* _Your objective_
Locate each line holding the string "into" and copy it.

□ □ □

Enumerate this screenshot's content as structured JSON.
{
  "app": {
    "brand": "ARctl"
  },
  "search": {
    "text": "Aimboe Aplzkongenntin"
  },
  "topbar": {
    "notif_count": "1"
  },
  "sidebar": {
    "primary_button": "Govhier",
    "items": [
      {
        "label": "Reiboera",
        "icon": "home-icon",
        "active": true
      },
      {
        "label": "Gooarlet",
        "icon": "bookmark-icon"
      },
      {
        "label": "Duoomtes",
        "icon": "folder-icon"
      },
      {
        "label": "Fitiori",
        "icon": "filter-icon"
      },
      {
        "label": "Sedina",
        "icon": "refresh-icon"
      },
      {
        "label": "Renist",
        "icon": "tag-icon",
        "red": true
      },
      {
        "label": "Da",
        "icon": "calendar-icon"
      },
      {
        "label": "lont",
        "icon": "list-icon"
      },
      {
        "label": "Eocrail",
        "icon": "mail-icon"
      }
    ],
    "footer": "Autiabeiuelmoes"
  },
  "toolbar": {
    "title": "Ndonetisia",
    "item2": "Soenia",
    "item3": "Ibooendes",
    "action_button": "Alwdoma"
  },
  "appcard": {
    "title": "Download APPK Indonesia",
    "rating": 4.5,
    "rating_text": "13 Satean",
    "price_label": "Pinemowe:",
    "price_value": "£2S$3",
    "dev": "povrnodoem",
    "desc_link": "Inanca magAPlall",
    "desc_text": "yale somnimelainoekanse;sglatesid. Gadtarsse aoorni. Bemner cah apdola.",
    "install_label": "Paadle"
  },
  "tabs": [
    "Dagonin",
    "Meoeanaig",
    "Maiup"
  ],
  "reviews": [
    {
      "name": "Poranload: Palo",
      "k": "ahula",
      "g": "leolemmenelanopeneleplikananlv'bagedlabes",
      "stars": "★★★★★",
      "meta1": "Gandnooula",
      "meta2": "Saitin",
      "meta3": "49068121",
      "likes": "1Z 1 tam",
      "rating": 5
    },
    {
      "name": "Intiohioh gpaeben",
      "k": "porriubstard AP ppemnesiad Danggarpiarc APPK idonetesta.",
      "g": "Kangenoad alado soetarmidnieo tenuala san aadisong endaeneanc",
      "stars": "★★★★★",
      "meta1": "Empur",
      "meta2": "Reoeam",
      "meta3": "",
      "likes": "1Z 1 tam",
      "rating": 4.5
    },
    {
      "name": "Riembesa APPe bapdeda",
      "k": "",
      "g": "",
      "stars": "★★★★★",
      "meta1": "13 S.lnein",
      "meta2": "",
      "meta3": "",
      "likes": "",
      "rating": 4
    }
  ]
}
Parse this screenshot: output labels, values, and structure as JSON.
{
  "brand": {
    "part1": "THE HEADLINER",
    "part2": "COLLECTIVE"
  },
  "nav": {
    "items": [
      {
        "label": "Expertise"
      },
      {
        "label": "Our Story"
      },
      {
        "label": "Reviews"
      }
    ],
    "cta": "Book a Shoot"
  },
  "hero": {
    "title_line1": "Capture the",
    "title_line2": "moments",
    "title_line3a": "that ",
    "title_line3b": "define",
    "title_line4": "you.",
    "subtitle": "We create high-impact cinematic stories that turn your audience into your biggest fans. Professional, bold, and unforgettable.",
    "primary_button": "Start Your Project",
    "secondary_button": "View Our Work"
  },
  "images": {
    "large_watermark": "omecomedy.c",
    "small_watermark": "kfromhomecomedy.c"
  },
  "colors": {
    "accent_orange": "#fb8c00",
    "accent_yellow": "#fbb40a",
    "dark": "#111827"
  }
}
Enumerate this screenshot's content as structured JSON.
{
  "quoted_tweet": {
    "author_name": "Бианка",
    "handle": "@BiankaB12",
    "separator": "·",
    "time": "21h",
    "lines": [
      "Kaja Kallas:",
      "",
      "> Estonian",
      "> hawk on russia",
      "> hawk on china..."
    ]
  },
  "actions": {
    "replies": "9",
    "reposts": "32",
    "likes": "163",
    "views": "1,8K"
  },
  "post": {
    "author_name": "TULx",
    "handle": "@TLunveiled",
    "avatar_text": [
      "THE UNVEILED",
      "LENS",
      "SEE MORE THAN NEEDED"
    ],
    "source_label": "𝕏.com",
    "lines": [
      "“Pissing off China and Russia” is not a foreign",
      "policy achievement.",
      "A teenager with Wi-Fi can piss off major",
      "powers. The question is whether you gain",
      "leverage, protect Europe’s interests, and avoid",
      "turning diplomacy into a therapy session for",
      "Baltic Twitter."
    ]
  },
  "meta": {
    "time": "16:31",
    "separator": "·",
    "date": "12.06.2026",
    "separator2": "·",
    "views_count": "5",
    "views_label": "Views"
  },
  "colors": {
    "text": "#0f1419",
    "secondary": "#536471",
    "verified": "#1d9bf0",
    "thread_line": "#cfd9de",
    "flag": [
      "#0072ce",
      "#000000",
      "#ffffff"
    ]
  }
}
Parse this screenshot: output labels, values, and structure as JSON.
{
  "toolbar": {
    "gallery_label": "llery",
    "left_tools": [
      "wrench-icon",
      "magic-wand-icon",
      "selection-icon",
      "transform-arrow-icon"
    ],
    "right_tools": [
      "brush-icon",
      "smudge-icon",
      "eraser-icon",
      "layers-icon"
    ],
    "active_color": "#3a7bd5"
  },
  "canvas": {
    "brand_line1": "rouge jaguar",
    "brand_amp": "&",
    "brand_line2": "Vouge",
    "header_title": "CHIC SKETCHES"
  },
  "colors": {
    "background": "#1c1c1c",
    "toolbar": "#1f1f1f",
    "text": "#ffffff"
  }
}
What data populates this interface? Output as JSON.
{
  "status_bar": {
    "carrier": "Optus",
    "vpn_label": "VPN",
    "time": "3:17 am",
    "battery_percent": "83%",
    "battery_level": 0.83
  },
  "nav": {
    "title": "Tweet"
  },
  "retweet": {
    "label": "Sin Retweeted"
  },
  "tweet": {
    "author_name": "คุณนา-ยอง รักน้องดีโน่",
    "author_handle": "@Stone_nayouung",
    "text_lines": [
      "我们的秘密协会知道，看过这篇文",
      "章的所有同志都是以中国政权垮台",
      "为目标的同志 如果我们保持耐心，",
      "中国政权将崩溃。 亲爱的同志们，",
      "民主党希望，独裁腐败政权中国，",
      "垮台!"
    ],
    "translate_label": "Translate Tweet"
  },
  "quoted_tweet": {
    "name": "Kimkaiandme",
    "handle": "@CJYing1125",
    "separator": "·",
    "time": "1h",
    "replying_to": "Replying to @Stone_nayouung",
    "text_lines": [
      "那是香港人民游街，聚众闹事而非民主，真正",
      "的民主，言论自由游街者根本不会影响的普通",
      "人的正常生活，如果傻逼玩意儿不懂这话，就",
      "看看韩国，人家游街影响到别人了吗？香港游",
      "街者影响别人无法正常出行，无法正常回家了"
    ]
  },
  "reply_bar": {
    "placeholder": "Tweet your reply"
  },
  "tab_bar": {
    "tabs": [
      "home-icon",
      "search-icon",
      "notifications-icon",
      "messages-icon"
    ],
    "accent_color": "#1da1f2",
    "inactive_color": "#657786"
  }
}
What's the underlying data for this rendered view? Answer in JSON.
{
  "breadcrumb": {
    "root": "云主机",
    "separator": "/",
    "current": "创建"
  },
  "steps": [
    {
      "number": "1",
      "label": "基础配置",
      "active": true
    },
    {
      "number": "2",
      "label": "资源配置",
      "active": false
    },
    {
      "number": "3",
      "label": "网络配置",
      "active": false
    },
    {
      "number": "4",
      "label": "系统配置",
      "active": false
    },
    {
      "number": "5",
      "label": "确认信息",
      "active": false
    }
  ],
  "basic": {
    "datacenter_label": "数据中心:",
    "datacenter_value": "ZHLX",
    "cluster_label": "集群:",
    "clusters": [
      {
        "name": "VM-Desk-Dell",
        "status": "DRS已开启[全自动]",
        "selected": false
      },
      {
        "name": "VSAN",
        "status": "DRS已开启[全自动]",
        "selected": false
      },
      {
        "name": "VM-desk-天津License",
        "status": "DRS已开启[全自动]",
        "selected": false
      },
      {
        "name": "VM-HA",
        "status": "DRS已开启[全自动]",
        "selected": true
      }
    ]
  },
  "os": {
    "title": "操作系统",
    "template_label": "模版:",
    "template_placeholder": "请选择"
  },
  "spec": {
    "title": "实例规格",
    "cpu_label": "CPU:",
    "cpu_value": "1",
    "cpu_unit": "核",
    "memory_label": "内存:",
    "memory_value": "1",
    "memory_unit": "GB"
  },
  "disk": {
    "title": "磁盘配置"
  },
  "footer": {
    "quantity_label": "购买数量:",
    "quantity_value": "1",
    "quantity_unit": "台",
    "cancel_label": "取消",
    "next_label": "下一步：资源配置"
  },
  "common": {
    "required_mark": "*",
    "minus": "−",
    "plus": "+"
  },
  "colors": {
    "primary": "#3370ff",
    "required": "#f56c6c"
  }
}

□ □ □

* _The output_
    "subtitle": "We create high-impact cinematic stories that turn your audience into your biggest fans. Professional, bold, and unforgettable.",
      "turning diplomacy into a therapy session for",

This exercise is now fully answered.